● **Your instructions**: Output the data exactly, with every line intact.

____ Input records

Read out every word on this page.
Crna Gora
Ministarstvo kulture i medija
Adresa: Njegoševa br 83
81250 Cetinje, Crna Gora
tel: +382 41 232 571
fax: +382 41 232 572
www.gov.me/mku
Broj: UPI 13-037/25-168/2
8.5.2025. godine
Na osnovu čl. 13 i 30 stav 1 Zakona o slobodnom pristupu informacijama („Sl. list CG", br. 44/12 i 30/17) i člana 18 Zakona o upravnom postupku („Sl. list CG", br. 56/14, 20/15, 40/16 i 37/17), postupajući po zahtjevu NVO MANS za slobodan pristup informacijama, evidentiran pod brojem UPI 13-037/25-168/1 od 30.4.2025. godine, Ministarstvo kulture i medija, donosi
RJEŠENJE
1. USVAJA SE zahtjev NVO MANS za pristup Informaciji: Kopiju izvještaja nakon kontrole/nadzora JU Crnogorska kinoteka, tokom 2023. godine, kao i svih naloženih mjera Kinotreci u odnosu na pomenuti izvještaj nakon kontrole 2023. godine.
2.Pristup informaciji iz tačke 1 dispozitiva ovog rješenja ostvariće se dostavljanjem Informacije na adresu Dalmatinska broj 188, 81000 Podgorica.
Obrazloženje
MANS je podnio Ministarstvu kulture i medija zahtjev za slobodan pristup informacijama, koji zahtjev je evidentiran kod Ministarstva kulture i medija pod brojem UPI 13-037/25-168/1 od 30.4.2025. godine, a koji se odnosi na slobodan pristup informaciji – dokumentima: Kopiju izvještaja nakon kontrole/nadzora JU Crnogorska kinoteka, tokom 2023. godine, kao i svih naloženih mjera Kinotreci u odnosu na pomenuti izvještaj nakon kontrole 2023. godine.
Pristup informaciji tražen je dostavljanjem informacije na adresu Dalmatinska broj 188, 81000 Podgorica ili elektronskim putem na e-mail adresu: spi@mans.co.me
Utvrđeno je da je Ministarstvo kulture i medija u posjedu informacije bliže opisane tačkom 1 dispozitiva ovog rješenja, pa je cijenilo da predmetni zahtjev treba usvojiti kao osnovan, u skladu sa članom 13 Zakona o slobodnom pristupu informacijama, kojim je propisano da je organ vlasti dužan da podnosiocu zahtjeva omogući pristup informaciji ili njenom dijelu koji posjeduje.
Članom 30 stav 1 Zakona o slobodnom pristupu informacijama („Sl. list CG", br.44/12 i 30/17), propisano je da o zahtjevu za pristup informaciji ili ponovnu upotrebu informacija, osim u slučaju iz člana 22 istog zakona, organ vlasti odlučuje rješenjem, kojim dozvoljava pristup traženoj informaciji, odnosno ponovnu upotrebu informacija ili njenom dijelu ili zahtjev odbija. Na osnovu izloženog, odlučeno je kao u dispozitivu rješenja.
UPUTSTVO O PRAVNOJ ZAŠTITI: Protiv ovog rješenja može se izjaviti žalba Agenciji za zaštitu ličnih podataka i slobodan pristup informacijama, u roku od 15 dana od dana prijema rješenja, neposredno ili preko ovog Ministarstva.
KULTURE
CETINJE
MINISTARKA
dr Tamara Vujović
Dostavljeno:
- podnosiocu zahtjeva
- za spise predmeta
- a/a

________

● **Exercise response**:
Read out every word on this page.
Crna Gora
Ministarstvo kulture i medija
Adresa: Njegoševa br 83
81250 Cetinje, Crna Gora
tel: +382 41 232 571
fax: +382 41 232 572
www.gov.me/mku
Broj: UPI 13-037/25-168/2
8.5.2025. godine
Na osnovu čl. 13 i 30 stav 1 Zakona o slobodnom pristupu informacijama („Sl. list CG", br. 44/12 i 30/17) i člana 18 Zakona o upravnom postupku („Sl. list CG", br. 56/14, 20/15, 40/16 i 37/17), postupajući po zahtjevu NVO MANS za slobodan pristup informacijama, evidentiran pod brojem UPI 13-037/25-168/1 od 30.4.2025. godine, Ministarstvo kulture i medija, donosi
RJEŠENJE
1. USVAJA SE zahtjev NVO MANS za pristup Informaciji: Kopiju izvještaja nakon kontrole/nadzora JU Crnogorska kinoteka, tokom 2023. godine, kao i svih naloženih mjera Kinotreci u odnosu na pomenuti izvještaj nakon kontrole 2023. godine.
2.Pristup informaciji iz tačke 1 dispozitiva ovog rješenja ostvariće se dostavljanjem Informacije na adresu Dalmatinska broj 188, 81000 Podgorica.
Obrazloženje
MANS je podnio Ministarstvu kulture i medija zahtjev za slobodan pristup informacijama, koji zahtjev je evidentiran kod Ministarstva kulture i medija pod brojem UPI 13-037/25-168/1 od 30.4.2025. godine, a koji se odnosi na slobodan pristup informaciji – dokumentima: Kopiju izvještaja nakon kontrole/nadzora JU Crnogorska kinoteka, tokom 2023. godine, kao i svih naloženih mjera Kinotreci u odnosu na pomenuti izvještaj nakon kontrole 2023. godine.
Pristup informaciji tražen je dostavljanjem informacije na adresu Dalmatinska broj 188, 81000 Podgorica ili elektronskim putem na e-mail adresu: spi@mans.co.me
Utvrđeno je da je Ministarstvo kulture i medija u posjedu informacije bliže opisane tačkom 1 dispozitiva ovog rješenja, pa je cijenilo da predmetni zahtjev treba usvojiti kao osnovan, u skladu sa članom 13 Zakona o slobodnom pristupu informacijama, kojim je propisano da je organ vlasti dužan da podnosiocu zahtjeva omogući pristup informaciji ili njenom dijelu koji posjeduje.
Članom 30 stav 1 Zakona o slobodnom pristupu informacijama („Sl. list CG", br.44/12 i 30/17), propisano je da o zahtjevu za pristup informaciji ili ponovnu upotrebu informacija, osim u slučaju iz člana 22 istog zakona, organ vlasti odlučuje rješenjem, kojim dozvoljava pristup traženoj informaciji, odnosno ponovnu upotrebu informacija ili njenom dijelu ili zahtjev odbija. Na osnovu izloženog, odlučeno je kao u dispozitivu rješenja.
UPUTSTVO O PRAVNOJ ZAŠTITI: Protiv ovog rješenja može se izjaviti žalba Agenciji za zaštitu ličnih podataka i slobodan pristup informacijama, u roku od 15 dana od dana prijema rješenja, neposredno ili preko ovog Ministarstva.
KULTURE
CETINJE
MINISTARKA
dr Tamara Vujović
Dostavljeno:
- podnosiocu zahtjeva
- za spise predmeta
- a/a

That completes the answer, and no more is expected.